Required work:
Find the word "Manual" in the data. Return every line where it appears.

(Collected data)
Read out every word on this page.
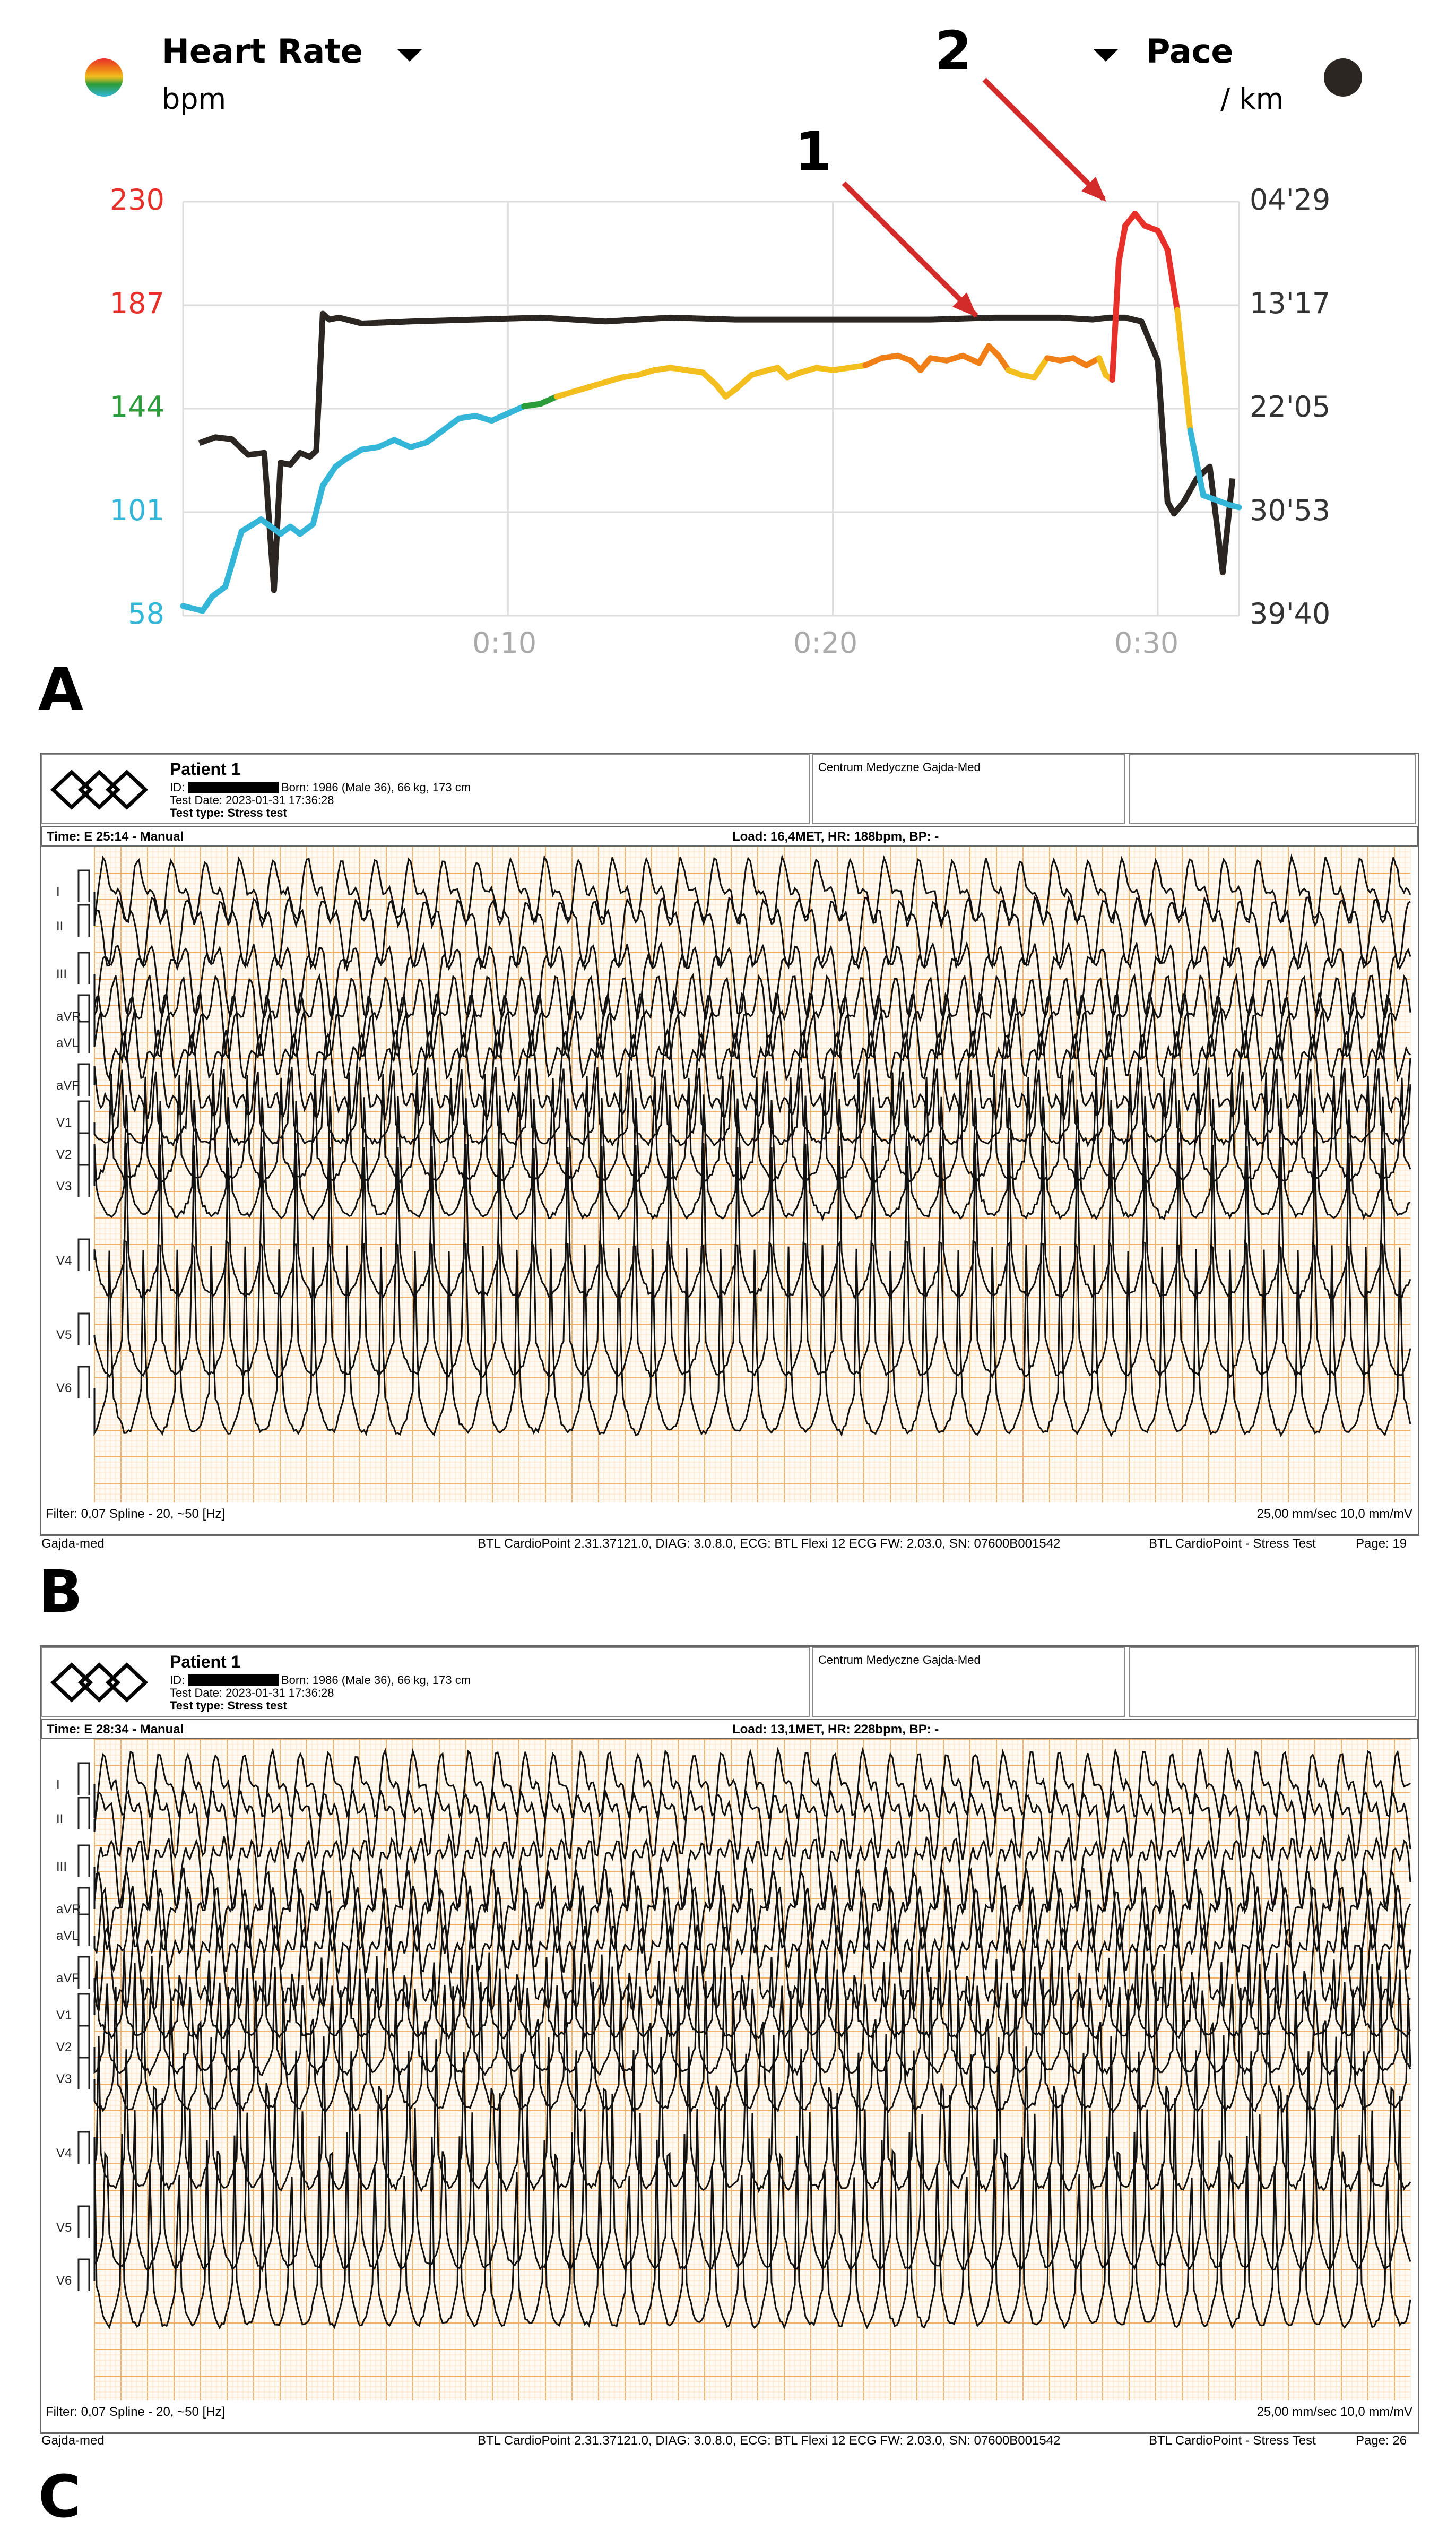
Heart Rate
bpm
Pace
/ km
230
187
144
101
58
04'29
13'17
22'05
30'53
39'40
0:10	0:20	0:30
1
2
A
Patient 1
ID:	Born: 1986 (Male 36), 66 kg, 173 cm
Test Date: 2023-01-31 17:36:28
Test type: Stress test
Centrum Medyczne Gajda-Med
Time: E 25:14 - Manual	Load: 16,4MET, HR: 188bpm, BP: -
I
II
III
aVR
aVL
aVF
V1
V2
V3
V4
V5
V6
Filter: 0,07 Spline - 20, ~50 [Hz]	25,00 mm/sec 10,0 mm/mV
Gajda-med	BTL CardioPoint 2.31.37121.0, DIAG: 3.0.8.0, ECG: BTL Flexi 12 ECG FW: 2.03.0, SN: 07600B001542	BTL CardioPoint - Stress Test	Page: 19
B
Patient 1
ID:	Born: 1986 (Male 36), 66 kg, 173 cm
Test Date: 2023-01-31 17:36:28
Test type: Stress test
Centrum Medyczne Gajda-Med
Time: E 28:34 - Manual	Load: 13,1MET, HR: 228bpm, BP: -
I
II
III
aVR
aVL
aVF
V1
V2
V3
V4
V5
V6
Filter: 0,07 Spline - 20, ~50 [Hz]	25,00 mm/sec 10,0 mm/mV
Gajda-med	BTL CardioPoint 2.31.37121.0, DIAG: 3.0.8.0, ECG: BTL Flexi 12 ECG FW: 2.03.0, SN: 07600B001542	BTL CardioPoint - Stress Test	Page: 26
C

Answer for this exercise:
Time: E 25:14 - Manual	Load: 16,4MET, HR: 188bpm, BP: -
Time: E 28:34 - Manual	Load: 13,1MET, HR: 228bpm, BP: -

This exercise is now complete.